Records:
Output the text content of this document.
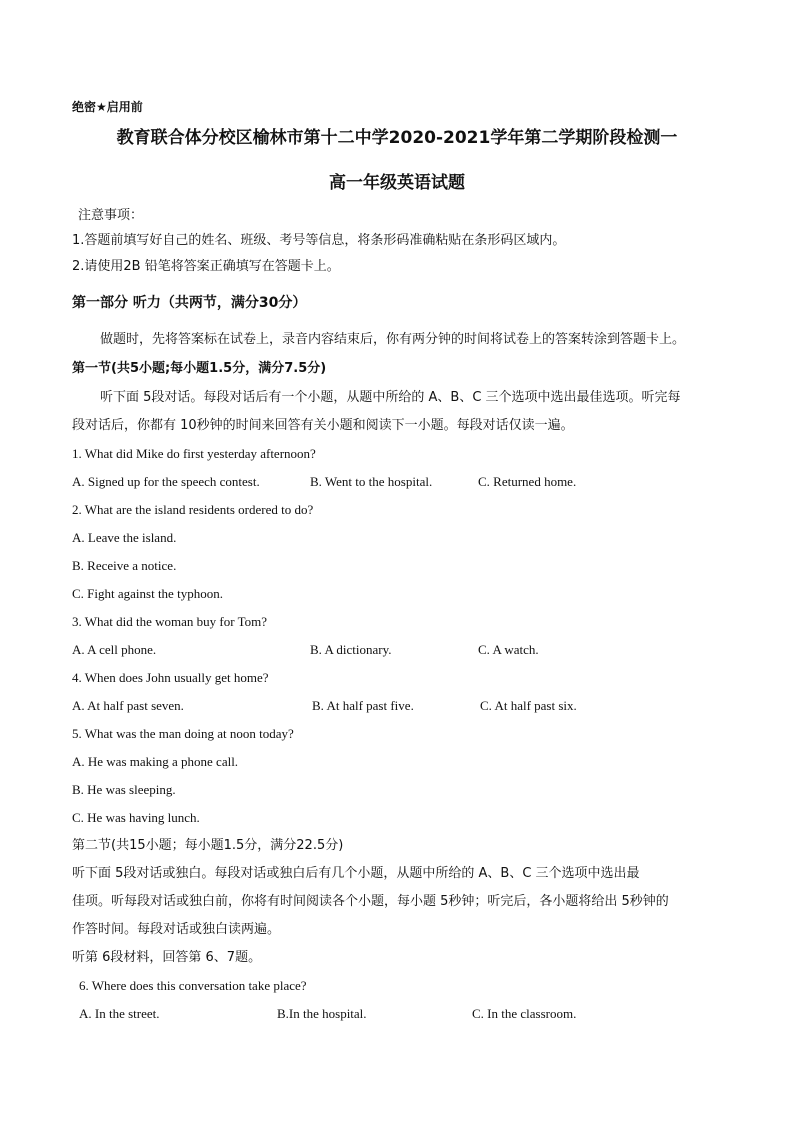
绝密★启用前
教育联合体分校区榆林市第十二中学2020-2021学年第二学期阶段检测一
高一年级英语试题
注意事项：
1.答题前填写好自己的姓名、班级、考号等信息，将条形码准确粘贴在条形码区域内。
2.请使用2B 铅笔将答案正确填写在答题卡上。
第一部分 听力（共两节，满分30分）
做题时，先将答案标在试卷上，录音内容结束后，你有两分钟的时间将试卷上的答案转涂到答题卡上。
第一节(共5小题;每小题1.5分，满分7.5分)
听下面 5段对话。每段对话后有一个小题，从题中所给的 A、B、C 三个选项中选出最佳选项。听完每
段对话后，你都有 10秒钟的时间来回答有关小题和阅读下一小题。每段对话仅读一遍。
1. What did Mike do first yesterday afternoon?
A. Signed up for the speech contest.	B. Went to the hospital.	C. Returned home.
2. What are the island residents ordered to do?
A. Leave the island.
B. Receive a notice.
C. Fight against the typhoon.
3. What did the woman buy for Tom?
A. A cell phone.	B. A dictionary.	C. A watch.
4. When does John usually get home?
A. At half past seven.	B. At half past five.	C. At half past six.
5. What was the man doing at noon today?
A. He was making a phone call.
B. He was sleeping.
C. He was having lunch.
第二节(共15小题；每小题1.5分，满分22.5分)
听下面 5段对话或独白。每段对话或独白后有几个小题，从题中所给的 A、B、C 三个选项中选出最
佳项。听每段对话或独白前，你将有时间阅读各个小题，每小题 5秒钟；听完后，各小题将给出 5秒钟的
作答时间。每段对话或独白读两遍。
听第 6段材料，回答第 6、7题。
6. Where does this conversation take place?
A. In the street.	B.In the hospital.	C. In the classroom.
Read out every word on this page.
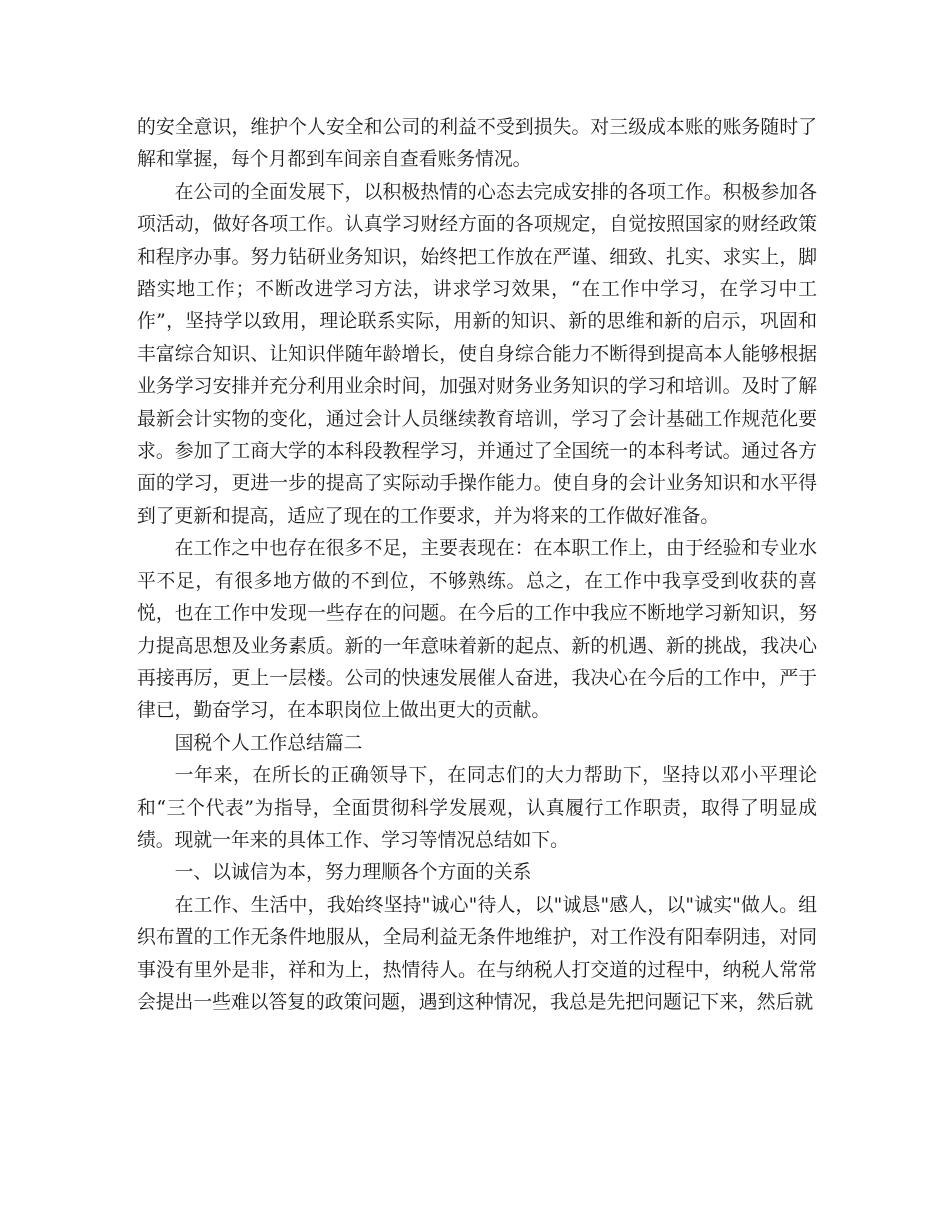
的安全意识，维护个人安全和公司的利益不受到损失。对三级成本账的账务随时了解和掌握，每个月都到车间亲自查看账务情况。

在公司的全面发展下，以积极热情的心态去完成安排的各项工作。积极参加各项活动，做好各项工作。认真学习财经方面的各项规定，自觉按照国家的财经政策和程序办事。努力钻研业务知识，始终把工作放在严谨、细致、扎实、求实上，脚踏实地工作；不断改进学习方法，讲求学习效果，“在工作中学习，在学习中工作”，坚持学以致用，理论联系实际，用新的知识、新的思维和新的启示，巩固和丰富综合知识、让知识伴随年龄增长，使自身综合能力不断得到提高本人能够根据业务学习安排并充分利用业余时间，加强对财务业务知识的学习和培训。及时了解最新会计实物的变化，通过会计人员继续教育培训，学习了会计基础工作规范化要求。参加了工商大学的本科段教程学习，并通过了全国统一的本科考试。通过各方面的学习，更进一步的提高了实际动手操作能力。使自身的会计业务知识和水平得到了更新和提高，适应了现在的工作要求，并为将来的工作做好准备。

在工作之中也存在很多不足，主要表现在：在本职工作上，由于经验和专业水平不足，有很多地方做的不到位，不够熟练。总之，在工作中我享受到收获的喜悦，也在工作中发现一些存在的问题。在今后的工作中我应不断地学习新知识，努力提高思想及业务素质。新的一年意味着新的起点、新的机遇、新的挑战，我决心再接再厉，更上一层楼。公司的快速发展催人奋进，我决心在今后的工作中，严于律已，勤奋学习，在本职岗位上做出更大的贡献。

国税个人工作总结篇二

一年来，在所长的正确领导下，在同志们的大力帮助下，坚持以邓小平理论和“三个代表”为指导，全面贯彻科学发展观，认真履行工作职责，取得了明显成绩。现就一年来的具体工作、学习等情况总结如下。

一、以诚信为本，努力理顺各个方面的关系

在工作、生活中，我始终坚持"诚心"待人，以"诚恳"感人，以"诚实"做人。组织布置的工作无条件地服从，全局利益无条件地维护，对工作没有阳奉阴违，对同事没有里外是非，祥和为上，热情待人。在与纳税人打交道的过程中，纳税人常常会提出一些难以答复的政策问题，遇到这种情况，我总是先把问题记下来，然后就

Task brief: Find every line in the records that contains the word "hospital"; copy those lines.

Solution:
A. Signed up for the speech contest.	B. Went to the hospital.	C. Returned home.
A. In the street.	B.In the hospital.	C. In the classroom.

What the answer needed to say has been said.